- [The input]
════

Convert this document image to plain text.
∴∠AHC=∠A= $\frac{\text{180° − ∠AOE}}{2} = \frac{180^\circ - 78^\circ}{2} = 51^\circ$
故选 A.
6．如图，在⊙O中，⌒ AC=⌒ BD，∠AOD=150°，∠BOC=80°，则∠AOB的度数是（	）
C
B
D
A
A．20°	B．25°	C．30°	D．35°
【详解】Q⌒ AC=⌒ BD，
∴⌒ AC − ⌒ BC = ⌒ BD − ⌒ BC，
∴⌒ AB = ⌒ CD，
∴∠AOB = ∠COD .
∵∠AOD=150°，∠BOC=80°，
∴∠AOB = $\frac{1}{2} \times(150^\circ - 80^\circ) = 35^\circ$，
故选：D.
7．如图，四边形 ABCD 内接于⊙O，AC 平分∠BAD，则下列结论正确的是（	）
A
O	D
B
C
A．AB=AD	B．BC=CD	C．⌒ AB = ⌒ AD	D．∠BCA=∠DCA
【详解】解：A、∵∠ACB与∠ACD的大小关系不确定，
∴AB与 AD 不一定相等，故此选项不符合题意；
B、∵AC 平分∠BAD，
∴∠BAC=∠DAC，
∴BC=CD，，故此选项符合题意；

════

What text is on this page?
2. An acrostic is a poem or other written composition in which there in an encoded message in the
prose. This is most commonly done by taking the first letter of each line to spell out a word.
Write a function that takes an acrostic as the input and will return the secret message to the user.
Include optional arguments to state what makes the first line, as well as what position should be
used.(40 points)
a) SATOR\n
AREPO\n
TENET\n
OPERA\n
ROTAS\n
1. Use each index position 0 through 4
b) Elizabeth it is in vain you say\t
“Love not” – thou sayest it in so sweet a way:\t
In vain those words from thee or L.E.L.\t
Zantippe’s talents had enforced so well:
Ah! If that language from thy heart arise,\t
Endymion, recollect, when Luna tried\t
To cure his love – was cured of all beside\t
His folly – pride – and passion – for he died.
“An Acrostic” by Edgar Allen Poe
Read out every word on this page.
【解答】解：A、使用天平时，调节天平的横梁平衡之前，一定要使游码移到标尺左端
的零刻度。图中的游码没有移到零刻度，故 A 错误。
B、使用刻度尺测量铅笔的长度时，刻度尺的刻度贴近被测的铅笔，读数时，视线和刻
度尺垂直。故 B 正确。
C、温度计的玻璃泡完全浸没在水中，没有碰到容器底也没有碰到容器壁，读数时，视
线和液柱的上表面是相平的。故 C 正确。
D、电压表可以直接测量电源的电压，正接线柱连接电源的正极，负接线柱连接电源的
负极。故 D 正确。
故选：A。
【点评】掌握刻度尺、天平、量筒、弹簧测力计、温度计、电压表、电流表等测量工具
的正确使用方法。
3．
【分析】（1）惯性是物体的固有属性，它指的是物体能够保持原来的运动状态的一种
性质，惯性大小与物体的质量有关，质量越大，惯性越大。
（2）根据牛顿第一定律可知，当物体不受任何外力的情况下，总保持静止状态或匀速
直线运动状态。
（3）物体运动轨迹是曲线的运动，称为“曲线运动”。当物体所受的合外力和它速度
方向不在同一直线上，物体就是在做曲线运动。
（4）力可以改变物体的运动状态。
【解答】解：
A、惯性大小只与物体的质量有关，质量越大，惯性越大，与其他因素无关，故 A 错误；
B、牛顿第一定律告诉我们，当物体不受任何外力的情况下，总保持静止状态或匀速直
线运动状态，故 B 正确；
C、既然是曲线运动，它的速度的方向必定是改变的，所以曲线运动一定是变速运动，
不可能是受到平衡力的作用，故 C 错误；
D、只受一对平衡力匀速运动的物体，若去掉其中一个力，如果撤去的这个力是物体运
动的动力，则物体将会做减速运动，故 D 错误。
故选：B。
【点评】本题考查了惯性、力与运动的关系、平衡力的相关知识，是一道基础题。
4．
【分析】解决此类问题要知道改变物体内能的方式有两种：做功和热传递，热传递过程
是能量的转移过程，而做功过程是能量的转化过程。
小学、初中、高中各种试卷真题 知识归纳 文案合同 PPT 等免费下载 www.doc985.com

════

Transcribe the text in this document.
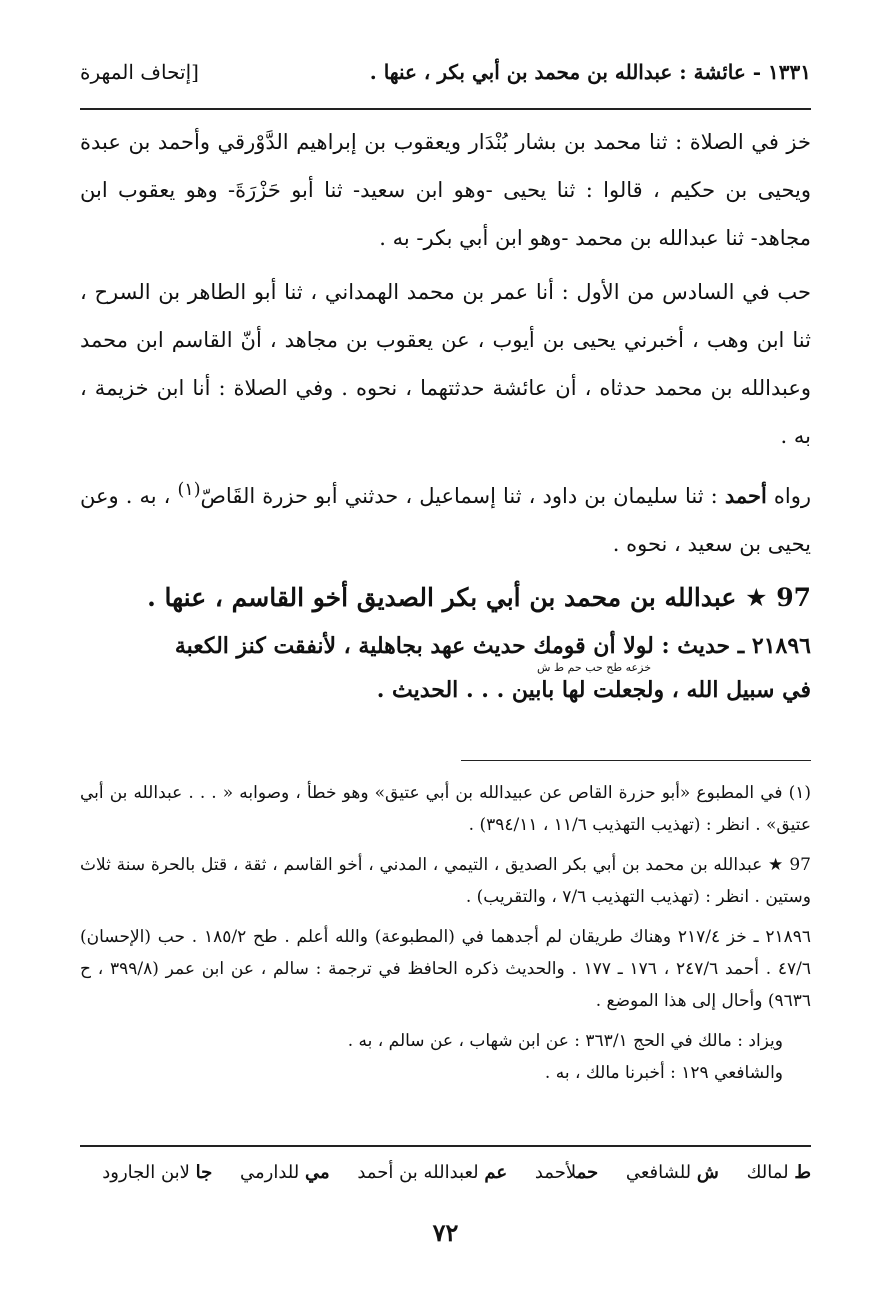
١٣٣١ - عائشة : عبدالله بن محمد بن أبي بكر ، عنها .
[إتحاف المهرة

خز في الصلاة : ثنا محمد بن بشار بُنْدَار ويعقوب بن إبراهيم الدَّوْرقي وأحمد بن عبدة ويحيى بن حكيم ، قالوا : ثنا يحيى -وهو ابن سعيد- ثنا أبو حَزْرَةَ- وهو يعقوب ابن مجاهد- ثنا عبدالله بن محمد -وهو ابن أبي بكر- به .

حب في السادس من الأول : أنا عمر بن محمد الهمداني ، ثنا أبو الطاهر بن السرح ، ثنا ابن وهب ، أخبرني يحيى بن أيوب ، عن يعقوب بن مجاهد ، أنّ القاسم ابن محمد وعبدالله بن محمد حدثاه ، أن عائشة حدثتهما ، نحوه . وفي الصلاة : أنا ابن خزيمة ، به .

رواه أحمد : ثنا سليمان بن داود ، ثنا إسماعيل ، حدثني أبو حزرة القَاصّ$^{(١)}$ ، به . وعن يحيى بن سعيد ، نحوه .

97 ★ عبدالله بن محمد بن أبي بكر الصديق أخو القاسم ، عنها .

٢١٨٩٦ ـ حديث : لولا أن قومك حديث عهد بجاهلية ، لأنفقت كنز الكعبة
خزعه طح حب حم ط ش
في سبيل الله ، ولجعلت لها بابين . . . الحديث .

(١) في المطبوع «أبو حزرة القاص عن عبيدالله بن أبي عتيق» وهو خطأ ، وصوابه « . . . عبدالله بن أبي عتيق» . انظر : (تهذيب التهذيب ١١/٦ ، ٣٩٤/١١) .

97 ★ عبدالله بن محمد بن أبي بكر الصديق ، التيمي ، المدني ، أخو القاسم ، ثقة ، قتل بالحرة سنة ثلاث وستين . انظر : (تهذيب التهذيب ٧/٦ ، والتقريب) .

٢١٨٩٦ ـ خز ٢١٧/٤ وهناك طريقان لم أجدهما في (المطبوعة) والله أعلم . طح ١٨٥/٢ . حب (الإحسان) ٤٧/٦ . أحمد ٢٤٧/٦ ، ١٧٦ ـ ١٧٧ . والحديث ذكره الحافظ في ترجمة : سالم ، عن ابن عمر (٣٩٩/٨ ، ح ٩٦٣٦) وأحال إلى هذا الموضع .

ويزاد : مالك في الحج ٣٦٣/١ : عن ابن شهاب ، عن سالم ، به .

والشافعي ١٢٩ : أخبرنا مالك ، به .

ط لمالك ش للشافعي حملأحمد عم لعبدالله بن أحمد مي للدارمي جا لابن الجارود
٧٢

════

- [Problem statement]
Check each line of the records above for the string "page", and report every line that has it.

- [Correct result]
What text is on this page?
Read out every word on this page.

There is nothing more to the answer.